» **Task to complete**
Provide the records once more, identical to the original.

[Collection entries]
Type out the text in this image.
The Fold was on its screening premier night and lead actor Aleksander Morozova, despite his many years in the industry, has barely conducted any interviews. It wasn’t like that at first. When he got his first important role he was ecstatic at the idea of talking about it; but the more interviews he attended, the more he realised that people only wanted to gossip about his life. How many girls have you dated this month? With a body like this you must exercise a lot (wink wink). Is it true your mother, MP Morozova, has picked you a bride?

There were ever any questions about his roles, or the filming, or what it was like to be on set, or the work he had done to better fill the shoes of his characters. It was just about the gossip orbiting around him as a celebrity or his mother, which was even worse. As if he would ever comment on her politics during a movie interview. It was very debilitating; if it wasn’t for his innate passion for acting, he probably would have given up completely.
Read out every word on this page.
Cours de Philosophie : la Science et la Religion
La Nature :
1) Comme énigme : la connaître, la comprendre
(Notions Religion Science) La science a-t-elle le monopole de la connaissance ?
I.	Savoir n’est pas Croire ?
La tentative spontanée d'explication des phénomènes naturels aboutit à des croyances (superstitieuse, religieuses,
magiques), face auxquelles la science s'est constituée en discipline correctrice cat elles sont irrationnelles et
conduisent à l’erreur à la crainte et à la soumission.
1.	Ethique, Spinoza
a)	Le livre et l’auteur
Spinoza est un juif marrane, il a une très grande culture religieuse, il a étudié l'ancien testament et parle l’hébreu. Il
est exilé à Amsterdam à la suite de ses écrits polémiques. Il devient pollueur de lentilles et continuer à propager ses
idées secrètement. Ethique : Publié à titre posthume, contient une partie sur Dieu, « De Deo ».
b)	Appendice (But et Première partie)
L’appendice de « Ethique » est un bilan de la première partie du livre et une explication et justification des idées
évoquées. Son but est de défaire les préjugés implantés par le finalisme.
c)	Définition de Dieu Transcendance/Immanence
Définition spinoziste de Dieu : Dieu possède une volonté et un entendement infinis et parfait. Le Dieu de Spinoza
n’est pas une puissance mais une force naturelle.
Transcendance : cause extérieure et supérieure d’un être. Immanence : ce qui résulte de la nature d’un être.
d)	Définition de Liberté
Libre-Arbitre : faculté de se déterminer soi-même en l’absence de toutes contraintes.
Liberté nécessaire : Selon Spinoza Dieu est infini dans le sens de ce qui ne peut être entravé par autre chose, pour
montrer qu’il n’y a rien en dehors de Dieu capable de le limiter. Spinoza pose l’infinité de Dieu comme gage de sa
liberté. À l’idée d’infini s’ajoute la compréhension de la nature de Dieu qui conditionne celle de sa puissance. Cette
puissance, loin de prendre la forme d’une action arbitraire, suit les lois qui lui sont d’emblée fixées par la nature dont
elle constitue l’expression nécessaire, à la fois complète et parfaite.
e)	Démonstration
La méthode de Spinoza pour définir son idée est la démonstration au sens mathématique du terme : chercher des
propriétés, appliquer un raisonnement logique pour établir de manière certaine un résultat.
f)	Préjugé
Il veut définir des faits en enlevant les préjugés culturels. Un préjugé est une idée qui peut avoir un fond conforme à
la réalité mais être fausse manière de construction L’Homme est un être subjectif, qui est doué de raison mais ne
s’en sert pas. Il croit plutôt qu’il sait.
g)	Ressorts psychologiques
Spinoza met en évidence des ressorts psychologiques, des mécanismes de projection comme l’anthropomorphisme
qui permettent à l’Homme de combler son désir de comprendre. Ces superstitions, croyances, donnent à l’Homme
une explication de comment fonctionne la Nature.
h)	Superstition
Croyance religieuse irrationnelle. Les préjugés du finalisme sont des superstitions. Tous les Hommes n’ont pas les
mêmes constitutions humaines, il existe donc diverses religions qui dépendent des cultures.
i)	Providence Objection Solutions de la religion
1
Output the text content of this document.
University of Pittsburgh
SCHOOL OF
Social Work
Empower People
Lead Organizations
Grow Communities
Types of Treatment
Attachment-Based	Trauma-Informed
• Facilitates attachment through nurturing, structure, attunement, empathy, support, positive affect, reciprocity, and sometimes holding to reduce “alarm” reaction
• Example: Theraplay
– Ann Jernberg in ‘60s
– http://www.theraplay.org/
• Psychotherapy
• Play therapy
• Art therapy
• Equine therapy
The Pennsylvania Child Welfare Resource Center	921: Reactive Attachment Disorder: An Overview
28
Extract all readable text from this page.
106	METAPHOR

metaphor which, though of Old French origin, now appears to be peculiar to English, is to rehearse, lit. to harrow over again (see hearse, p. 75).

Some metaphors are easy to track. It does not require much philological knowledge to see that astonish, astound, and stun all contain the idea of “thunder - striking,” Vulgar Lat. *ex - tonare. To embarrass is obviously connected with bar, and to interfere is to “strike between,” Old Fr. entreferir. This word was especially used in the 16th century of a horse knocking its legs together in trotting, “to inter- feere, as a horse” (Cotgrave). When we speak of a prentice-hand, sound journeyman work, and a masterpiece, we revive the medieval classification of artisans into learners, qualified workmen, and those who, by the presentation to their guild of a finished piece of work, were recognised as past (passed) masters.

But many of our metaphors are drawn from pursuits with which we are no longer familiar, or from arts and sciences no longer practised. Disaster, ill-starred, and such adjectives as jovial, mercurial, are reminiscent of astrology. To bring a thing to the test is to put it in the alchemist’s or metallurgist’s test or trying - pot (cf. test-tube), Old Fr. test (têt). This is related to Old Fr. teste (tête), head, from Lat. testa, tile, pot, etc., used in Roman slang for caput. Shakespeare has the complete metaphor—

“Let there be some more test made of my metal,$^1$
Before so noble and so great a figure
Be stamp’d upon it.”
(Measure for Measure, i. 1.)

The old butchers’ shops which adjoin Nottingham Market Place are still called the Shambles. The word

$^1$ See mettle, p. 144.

» **Task result**
Type out the text in this image.
The Fold was on its screening premier night and lead actor Aleksander Morozova, despite his many years in the industry, has barely conducted any interviews. It wasn’t like that at first. When he got his first important role he was ecstatic at the idea of talking about it; but the more interviews he attended, the more he realised that people only wanted to gossip about his life. How many girls have you dated this month? With a body like this you must exercise a lot (wink wink). Is it true your mother, MP Morozova, has picked you a bride?

There were ever any questions about his roles, or the filming, or what it was like to be on set, or the work he had done to better fill the shoes of his characters. It was just about the gossip orbiting around him as a celebrity or his mother, which was even worse. As if he would ever comment on her politics during a movie interview. It was very debilitating; if it wasn’t for his innate passion for acting, he probably would have given up completely.
Read out every word on this page.
Cours de Philosophie : la Science et la Religion
La Nature :
1) Comme énigme : la connaître, la comprendre
(Notions Religion Science) La science a-t-elle le monopole de la connaissance ?
I.	Savoir n’est pas Croire ?
La tentative spontanée d'explication des phénomènes naturels aboutit à des croyances (superstitieuse, religieuses,
magiques), face auxquelles la science s'est constituée en discipline correctrice cat elles sont irrationnelles et
conduisent à l’erreur à la crainte et à la soumission.
1.	Ethique, Spinoza
a)	Le livre et l’auteur
Spinoza est un juif marrane, il a une très grande culture religieuse, il a étudié l'ancien testament et parle l’hébreu. Il
est exilé à Amsterdam à la suite de ses écrits polémiques. Il devient pollueur de lentilles et continuer à propager ses
idées secrètement. Ethique : Publié à titre posthume, contient une partie sur Dieu, « De Deo ».
b)	Appendice (But et Première partie)
L’appendice de « Ethique » est un bilan de la première partie du livre et une explication et justification des idées
évoquées. Son but est de défaire les préjugés implantés par le finalisme.
c)	Définition de Dieu Transcendance/Immanence
Définition spinoziste de Dieu : Dieu possède une volonté et un entendement infinis et parfait. Le Dieu de Spinoza
n’est pas une puissance mais une force naturelle.
Transcendance : cause extérieure et supérieure d’un être. Immanence : ce qui résulte de la nature d’un être.
d)	Définition de Liberté
Libre-Arbitre : faculté de se déterminer soi-même en l’absence de toutes contraintes.
Liberté nécessaire : Selon Spinoza Dieu est infini dans le sens de ce qui ne peut être entravé par autre chose, pour
montrer qu’il n’y a rien en dehors de Dieu capable de le limiter. Spinoza pose l’infinité de Dieu comme gage de sa
liberté. À l’idée d’infini s’ajoute la compréhension de la nature de Dieu qui conditionne celle de sa puissance. Cette
puissance, loin de prendre la forme d’une action arbitraire, suit les lois qui lui sont d’emblée fixées par la nature dont
elle constitue l’expression nécessaire, à la fois complète et parfaite.
e)	Démonstration
La méthode de Spinoza pour définir son idée est la démonstration au sens mathématique du terme : chercher des
propriétés, appliquer un raisonnement logique pour établir de manière certaine un résultat.
f)	Préjugé
Il veut définir des faits en enlevant les préjugés culturels. Un préjugé est une idée qui peut avoir un fond conforme à
la réalité mais être fausse manière de construction L’Homme est un être subjectif, qui est doué de raison mais ne
s’en sert pas. Il croit plutôt qu’il sait.
g)	Ressorts psychologiques
Spinoza met en évidence des ressorts psychologiques, des mécanismes de projection comme l’anthropomorphisme
qui permettent à l’Homme de combler son désir de comprendre. Ces superstitions, croyances, donnent à l’Homme
une explication de comment fonctionne la Nature.
h)	Superstition
Croyance religieuse irrationnelle. Les préjugés du finalisme sont des superstitions. Tous les Hommes n’ont pas les
mêmes constitutions humaines, il existe donc diverses religions qui dépendent des cultures.
i)	Providence Objection Solutions de la religion
1
Output the text content of this document.
University of Pittsburgh
SCHOOL OF
Social Work
Empower People
Lead Organizations
Grow Communities
Types of Treatment
Attachment-Based	Trauma-Informed
• Facilitates attachment through nurturing, structure, attunement, empathy, support, positive affect, reciprocity, and sometimes holding to reduce “alarm” reaction
• Example: Theraplay
– Ann Jernberg in ‘60s
– http://www.theraplay.org/
• Psychotherapy
• Play therapy
• Art therapy
• Equine therapy
The Pennsylvania Child Welfare Resource Center	921: Reactive Attachment Disorder: An Overview
28
Extract all readable text from this page.
106	METAPHOR

metaphor which, though of Old French origin, now appears to be peculiar to English, is to rehearse, lit. to harrow over again (see hearse, p. 75).

Some metaphors are easy to track. It does not require much philological knowledge to see that astonish, astound, and stun all contain the idea of “thunder - striking,” Vulgar Lat. *ex - tonare. To embarrass is obviously connected with bar, and to interfere is to “strike between,” Old Fr. entreferir. This word was especially used in the 16th century of a horse knocking its legs together in trotting, “to inter- feere, as a horse” (Cotgrave). When we speak of a prentice-hand, sound journeyman work, and a masterpiece, we revive the medieval classification of artisans into learners, qualified workmen, and those who, by the presentation to their guild of a finished piece of work, were recognised as past (passed) masters.

But many of our metaphors are drawn from pursuits with which we are no longer familiar, or from arts and sciences no longer practised. Disaster, ill-starred, and such adjectives as jovial, mercurial, are reminiscent of astrology. To bring a thing to the test is to put it in the alchemist’s or metallurgist’s test or trying - pot (cf. test-tube), Old Fr. test (têt). This is related to Old Fr. teste (tête), head, from Lat. testa, tile, pot, etc., used in Roman slang for caput. Shakespeare has the complete metaphor—

“Let there be some more test made of my metal,$^1$
Before so noble and so great a figure
Be stamp’d upon it.”
(Measure for Measure, i. 1.)

The old butchers’ shops which adjoin Nottingham Market Place are still called the Shambles. The word

$^1$ See mettle, p. 144.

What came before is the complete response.